_Supplied entries_:
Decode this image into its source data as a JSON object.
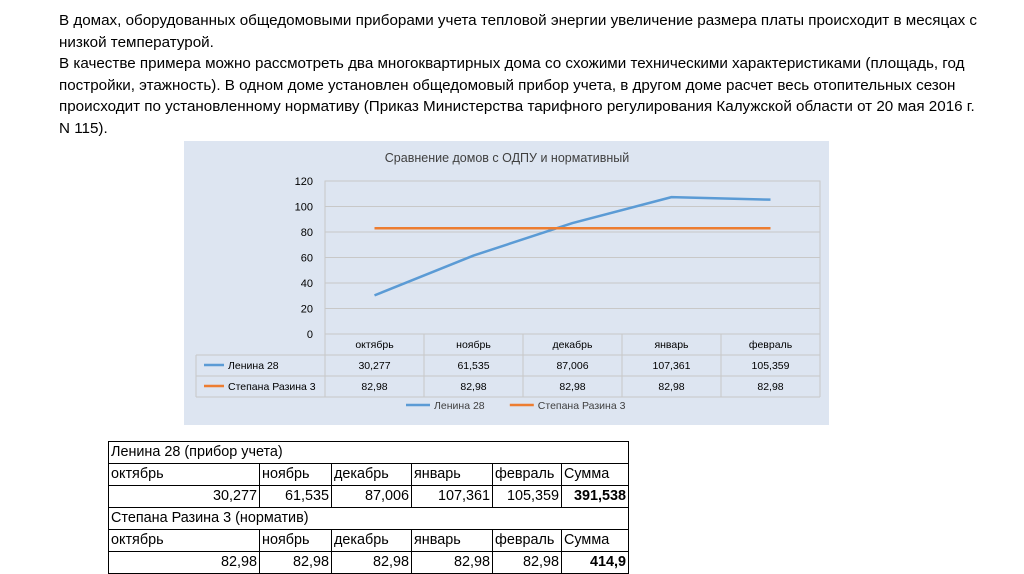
{
  "intro": {
    "paragraph1": "В домах, оборудованных общедомовыми приборами учета тепловой энергии  увеличение размера платы происходит в месяцах с низкой температурой.",
    "paragraph2": "В качестве примера можно рассмотреть два многоквартирных дома со схожими техническими характеристиками (площадь, год постройки, этажность). В одном доме установлен общедомовый прибор учета, в другом доме расчет весь отопительных сезон происходит по установленному нормативу (Приказ Министерства тарифного регулирования Калужской области  от 20 мая 2016 г. N 115)."
  },
  "chart_data": {
    "type": "line",
    "title": "Сравнение домов с ОДПУ и нормативный",
    "categories": [
      "октябрь",
      "ноябрь",
      "декабрь",
      "январь",
      "февраль"
    ],
    "yticks": [
      "0",
      "20",
      "40",
      "60",
      "80",
      "100",
      "120"
    ],
    "ylim": [
      0,
      120
    ],
    "grid": true,
    "legend_position": "bottom",
    "series": [
      {
        "name": "Ленина 28",
        "color": "#5b9bd5",
        "values": [
          30.277,
          61.535,
          87.006,
          107.361,
          105.359
        ],
        "labels": [
          "30,277",
          "61,535",
          "87,006",
          "107,361",
          "105,359"
        ]
      },
      {
        "name": "Степана Разина 3",
        "color": "#ed7d31",
        "values": [
          82.98,
          82.98,
          82.98,
          82.98,
          82.98
        ],
        "labels": [
          "82,98",
          "82,98",
          "82,98",
          "82,98",
          "82,98"
        ]
      }
    ]
  },
  "table": {
    "block1_title": "Ленина 28 (прибор учета)",
    "block2_title": "Степана Разина 3 (норматив)",
    "headers": [
      "октябрь",
      "ноябрь",
      "декабрь",
      "январь",
      "февраль",
      "Сумма"
    ],
    "row1": [
      "30,277",
      "61,535",
      "87,006",
      "107,361",
      "105,359",
      "391,538"
    ],
    "row2": [
      "82,98",
      "82,98",
      "82,98",
      "82,98",
      "82,98",
      "414,9"
    ]
  }
}
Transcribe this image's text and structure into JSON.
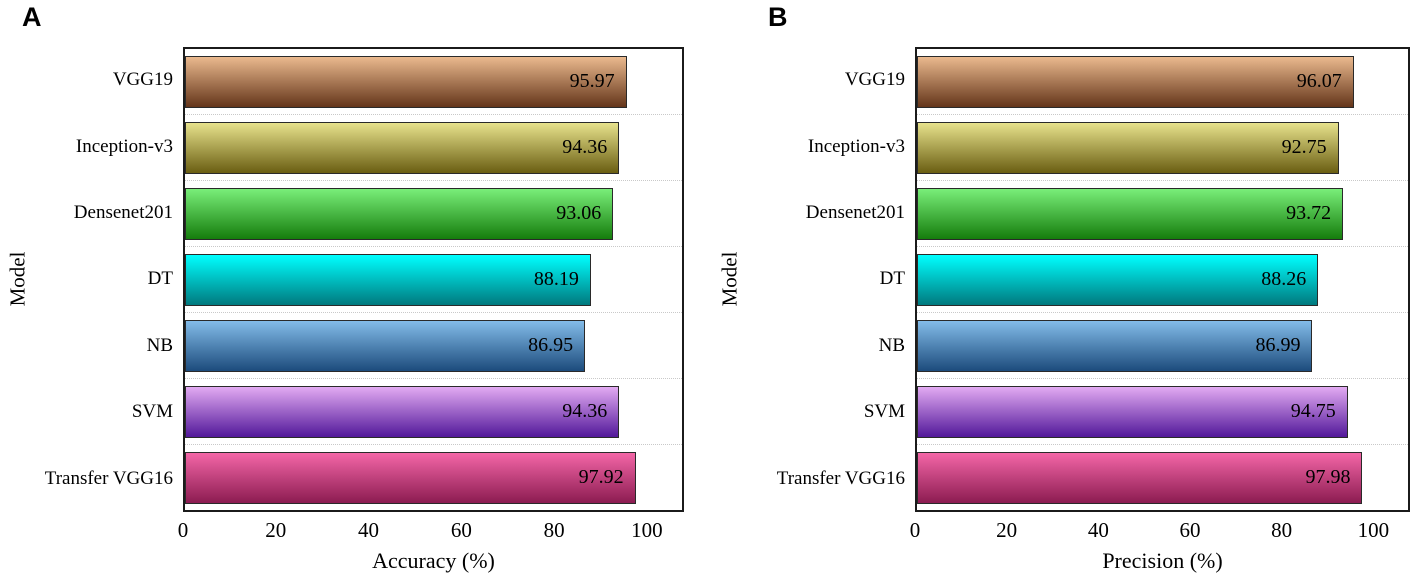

_Problem to work on_:
Repeat verbatim all the material, but not the pictures.

_Output of the task_:
Decode this image into its source data as a JSON object.
{
  "intro": {
    "paragraph1": "В домах, оборудованных общедомовыми приборами учета тепловой энергии  увеличение размера платы происходит в месяцах с низкой температурой.",
    "paragraph2": "В качестве примера можно рассмотреть два многоквартирных дома со схожими техническими характеристиками (площадь, год постройки, этажность). В одном доме установлен общедомовый прибор учета, в другом доме расчет весь отопительных сезон происходит по установленному нормативу (Приказ Министерства тарифного регулирования Калужской области  от 20 мая 2016 г. N 115)."
  },
  "chart_data": {
    "type": "line",
    "title": "Сравнение домов с ОДПУ и нормативный",
    "categories": [
      "октябрь",
      "ноябрь",
      "декабрь",
      "январь",
      "февраль"
    ],
    "yticks": [
      "0",
      "20",
      "40",
      "60",
      "80",
      "100",
      "120"
    ],
    "ylim": [
      0,
      120
    ],
    "grid": true,
    "legend_position": "bottom",
    "series": [
      {
        "name": "Ленина 28",
        "color": "#5b9bd5",
        "values": [
          30.277,
          61.535,
          87.006,
          107.361,
          105.359
        ],
        "labels": [
          "30,277",
          "61,535",
          "87,006",
          "107,361",
          "105,359"
        ]
      },
      {
        "name": "Степана Разина 3",
        "color": "#ed7d31",
        "values": [
          82.98,
          82.98,
          82.98,
          82.98,
          82.98
        ],
        "labels": [
          "82,98",
          "82,98",
          "82,98",
          "82,98",
          "82,98"
        ]
      }
    ]
  },
  "table": {
    "block1_title": "Ленина 28 (прибор учета)",
    "block2_title": "Степана Разина 3 (норматив)",
    "headers": [
      "октябрь",
      "ноябрь",
      "декабрь",
      "январь",
      "февраль",
      "Сумма"
    ],
    "row1": [
      "30,277",
      "61,535",
      "87,006",
      "107,361",
      "105,359",
      "391,538"
    ],
    "row2": [
      "82,98",
      "82,98",
      "82,98",
      "82,98",
      "82,98",
      "414,9"
    ]
  }
}
Transcribe this image's text and structure into JSON.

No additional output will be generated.